[Saved entries]

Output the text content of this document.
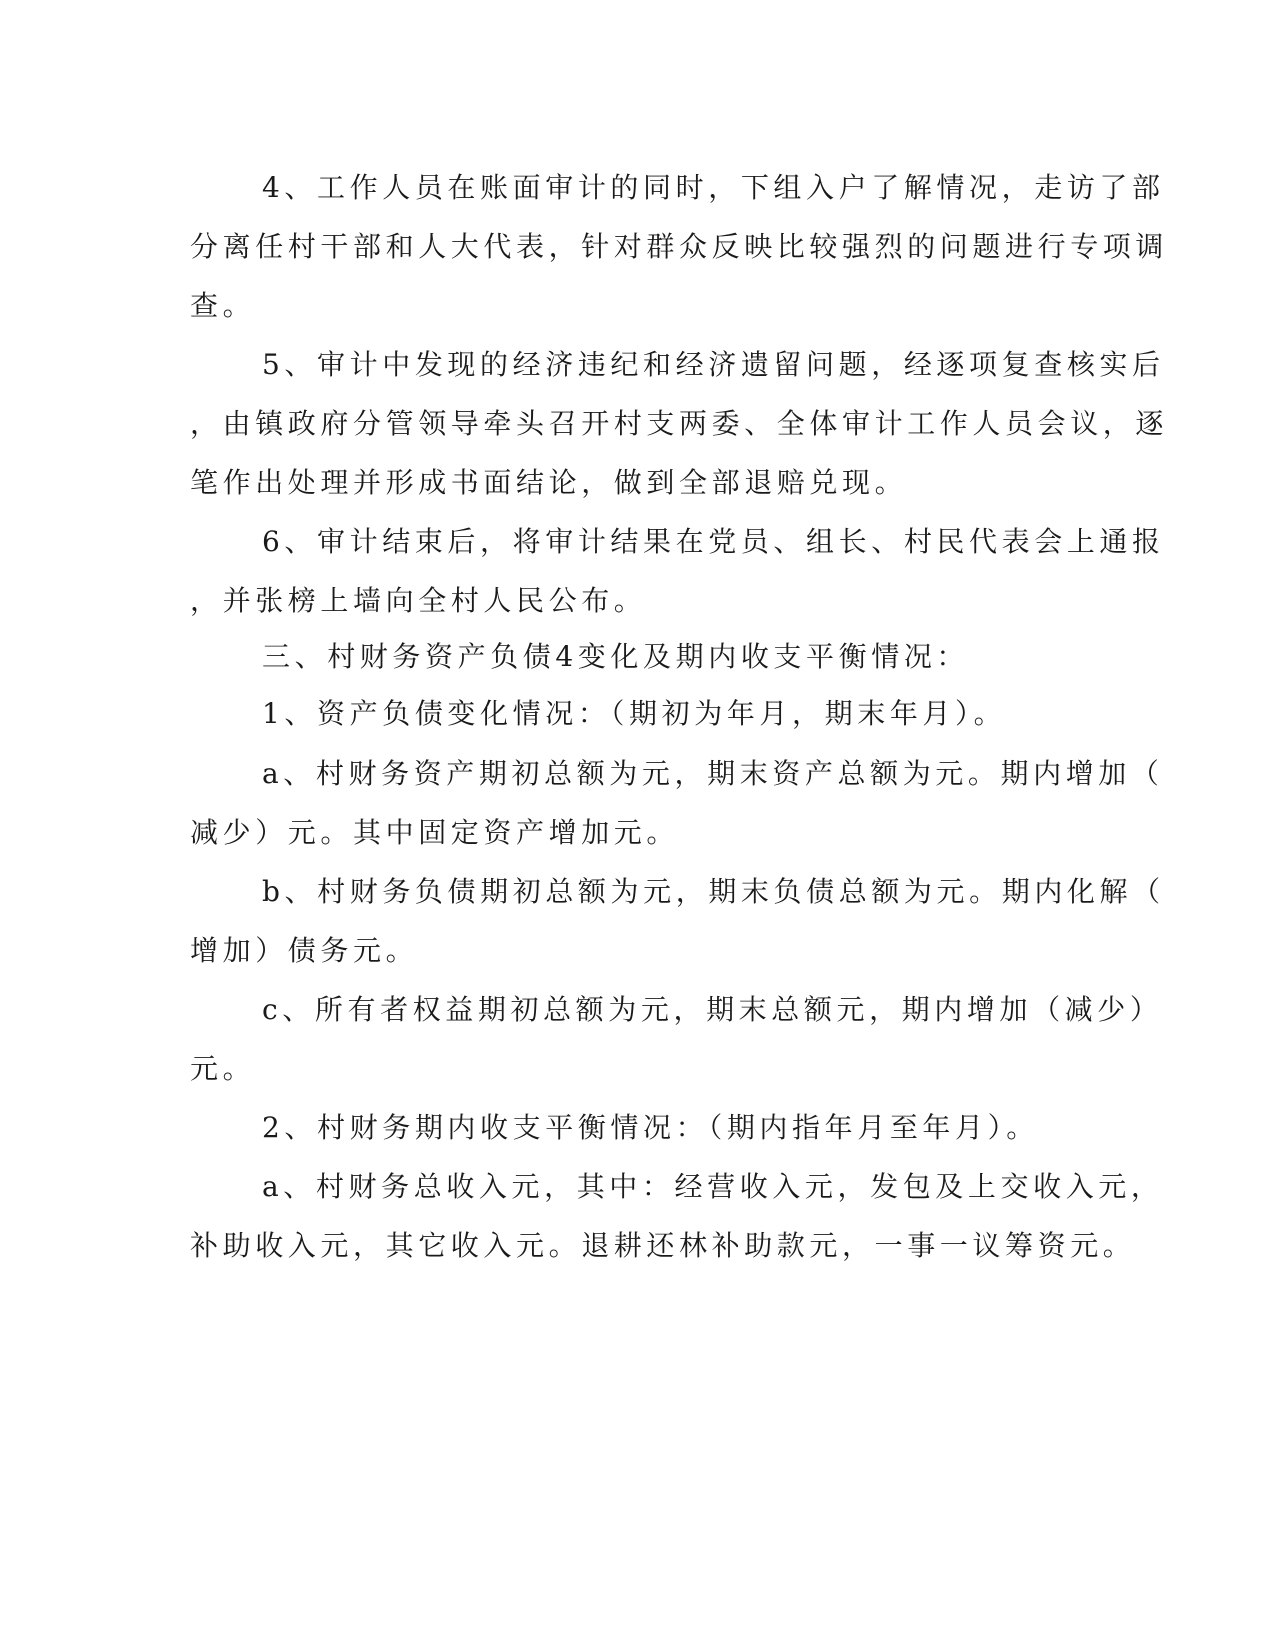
4、工作人员在账面审计的同时，下组入户了解情况，走访了部
分离任村干部和人大代表，针对群众反映比较强烈的问题进行专项调
查。
5、审计中发现的经济违纪和经济遗留问题，经逐项复查核实后
，由镇政府分管领导牵头召开村支两委、全体审计工作人员会议，逐
笔作出处理并形成书面结论，做到全部退赔兑现。
6、审计结束后，将审计结果在党员、组长、村民代表会上通报
，并张榜上墙向全村人民公布。
三、村财务资产负债4变化及期内收支平衡情况：
1、资产负债变化情况：（期初为年月，期末年月）。
a、村财务资产期初总额为元，期末资产总额为元。期内增加（
减少）元。其中固定资产增加元。
b、村财务负债期初总额为元，期末负债总额为元。期内化解（
增加）债务元。
c、所有者权益期初总额为元，期末总额元，期内增加（减少）
元。
2、村财务期内收支平衡情况：（期内指年月至年月）。
a、村财务总收入元，其中：经营收入元，发包及上交收入元，
补助收入元，其它收入元。退耕还林补助款元，一事一议筹资元。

(Problem description): Repeat the data in full and exactly. Omit pictures.

(The completed task):
Output the text content of this document.
4、工作人员在账面审计的同时，下组入户了解情况，走访了部
分离任村干部和人大代表，针对群众反映比较强烈的问题进行专项调
查。
5、审计中发现的经济违纪和经济遗留问题，经逐项复查核实后
，由镇政府分管领导牵头召开村支两委、全体审计工作人员会议，逐
笔作出处理并形成书面结论，做到全部退赔兑现。
6、审计结束后，将审计结果在党员、组长、村民代表会上通报
，并张榜上墙向全村人民公布。
三、村财务资产负债4变化及期内收支平衡情况：
1、资产负债变化情况：（期初为年月，期末年月）。
a、村财务资产期初总额为元，期末资产总额为元。期内增加（
减少）元。其中固定资产增加元。
b、村财务负债期初总额为元，期末负债总额为元。期内化解（
增加）债务元。
c、所有者权益期初总额为元，期末总额元，期内增加（减少）
元。
2、村财务期内收支平衡情况：（期内指年月至年月）。
a、村财务总收入元，其中：经营收入元，发包及上交收入元，
补助收入元，其它收入元。退耕还林补助款元，一事一议筹资元。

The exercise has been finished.